Aim: Find the lines below that contain the word "text" and count them. Only the number should be given.

Stored records:
--- BEGIN ---

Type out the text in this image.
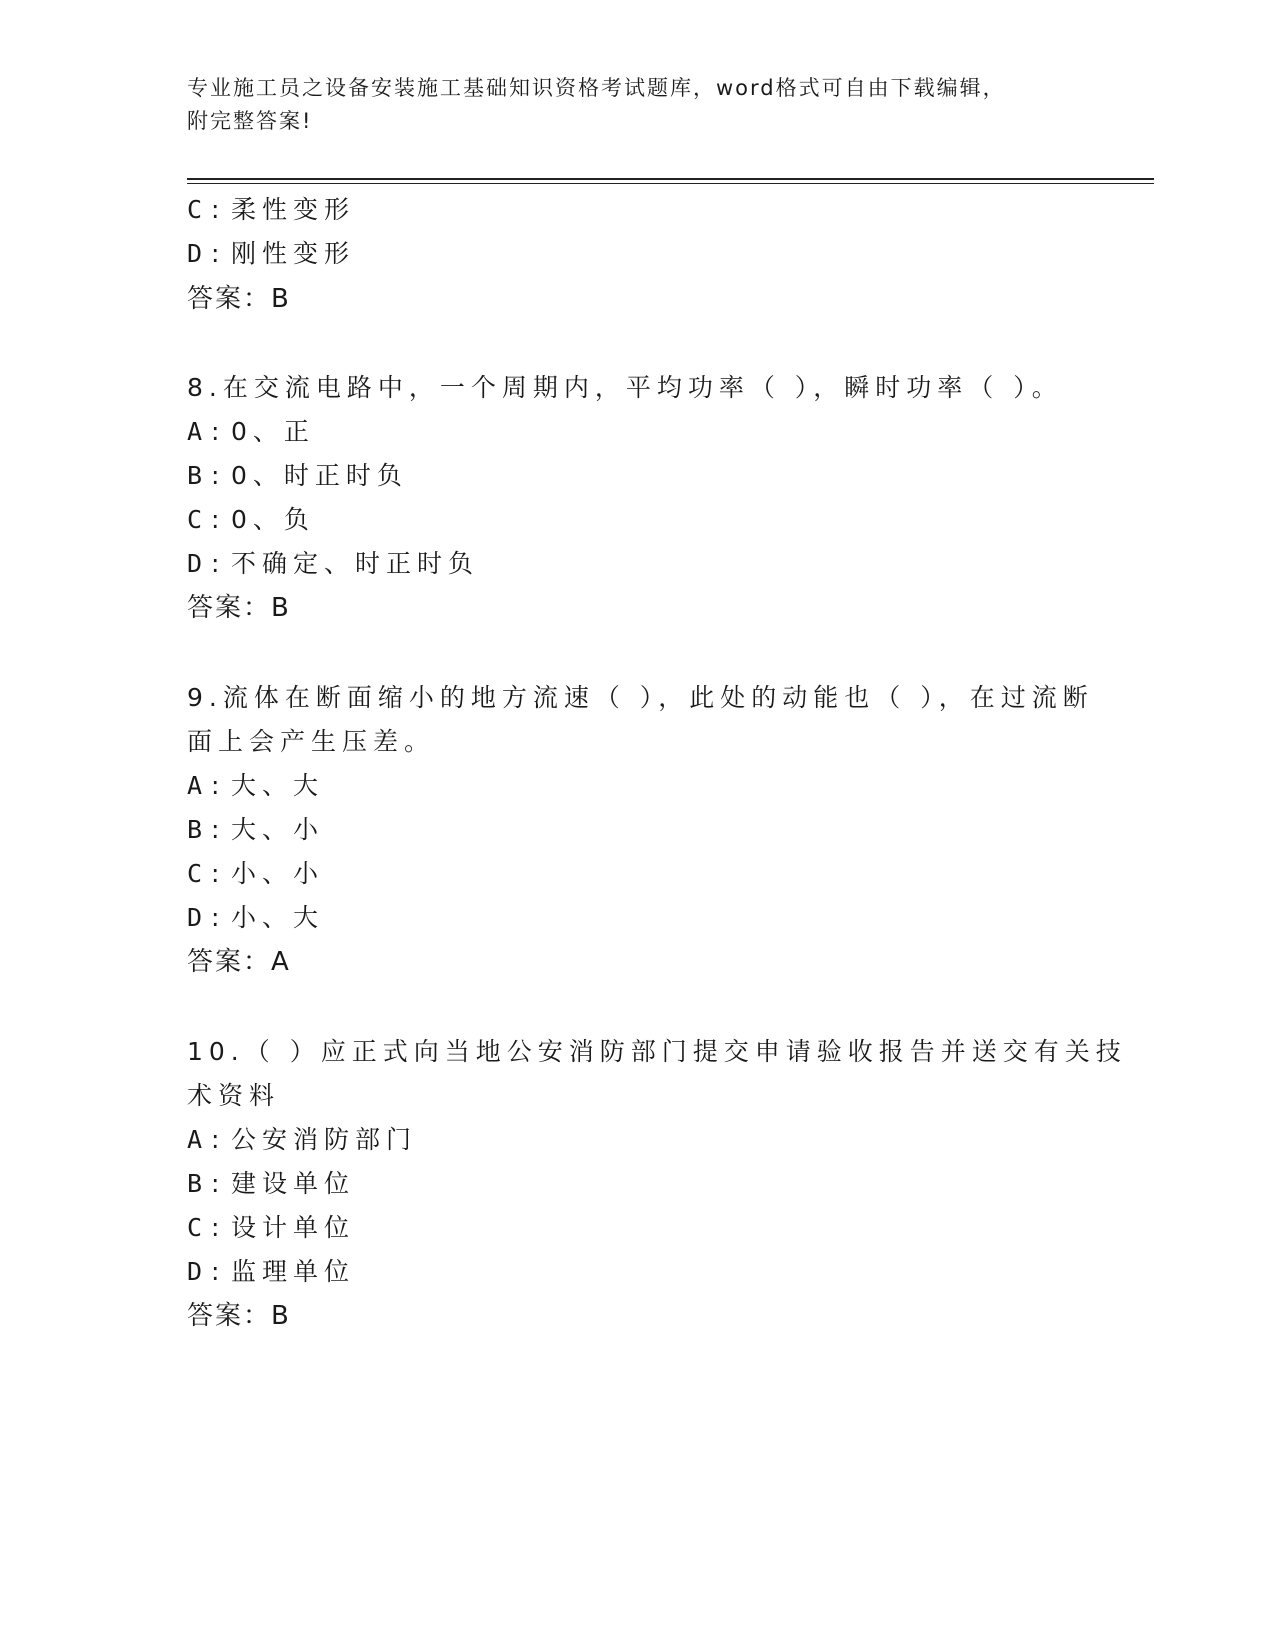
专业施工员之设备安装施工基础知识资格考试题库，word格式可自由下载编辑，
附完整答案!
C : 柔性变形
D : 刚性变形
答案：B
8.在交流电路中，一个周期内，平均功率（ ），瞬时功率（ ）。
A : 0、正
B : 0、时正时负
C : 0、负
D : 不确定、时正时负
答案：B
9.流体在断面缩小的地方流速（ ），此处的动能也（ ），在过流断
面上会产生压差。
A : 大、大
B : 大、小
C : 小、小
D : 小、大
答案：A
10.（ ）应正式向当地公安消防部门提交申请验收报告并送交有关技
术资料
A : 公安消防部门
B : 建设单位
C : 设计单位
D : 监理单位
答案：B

--- END ---
--- BEGIN ---

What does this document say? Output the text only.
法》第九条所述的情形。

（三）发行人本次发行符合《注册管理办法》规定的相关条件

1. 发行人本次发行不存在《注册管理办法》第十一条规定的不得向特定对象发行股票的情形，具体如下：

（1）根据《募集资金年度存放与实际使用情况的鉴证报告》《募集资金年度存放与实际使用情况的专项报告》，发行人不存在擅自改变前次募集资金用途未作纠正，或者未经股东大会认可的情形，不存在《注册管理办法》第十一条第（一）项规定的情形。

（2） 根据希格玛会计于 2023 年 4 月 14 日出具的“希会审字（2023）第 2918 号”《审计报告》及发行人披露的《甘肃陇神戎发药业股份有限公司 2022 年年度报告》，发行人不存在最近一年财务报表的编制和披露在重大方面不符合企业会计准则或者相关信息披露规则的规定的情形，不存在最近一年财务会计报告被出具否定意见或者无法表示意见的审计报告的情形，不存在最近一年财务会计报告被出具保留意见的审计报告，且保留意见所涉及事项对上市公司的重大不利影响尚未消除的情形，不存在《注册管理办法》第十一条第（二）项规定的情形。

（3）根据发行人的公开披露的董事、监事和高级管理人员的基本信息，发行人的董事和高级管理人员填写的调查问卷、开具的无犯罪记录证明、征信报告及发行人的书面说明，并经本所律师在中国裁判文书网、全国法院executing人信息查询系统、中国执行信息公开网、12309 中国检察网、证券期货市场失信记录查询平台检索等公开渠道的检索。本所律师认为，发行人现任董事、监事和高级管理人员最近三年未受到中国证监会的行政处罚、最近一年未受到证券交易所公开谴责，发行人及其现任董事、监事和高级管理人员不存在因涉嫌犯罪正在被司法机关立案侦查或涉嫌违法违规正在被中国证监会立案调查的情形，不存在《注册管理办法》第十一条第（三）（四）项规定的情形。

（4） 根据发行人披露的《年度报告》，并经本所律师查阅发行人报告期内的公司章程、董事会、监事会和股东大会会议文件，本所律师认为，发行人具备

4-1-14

--- END ---

Written reply: 2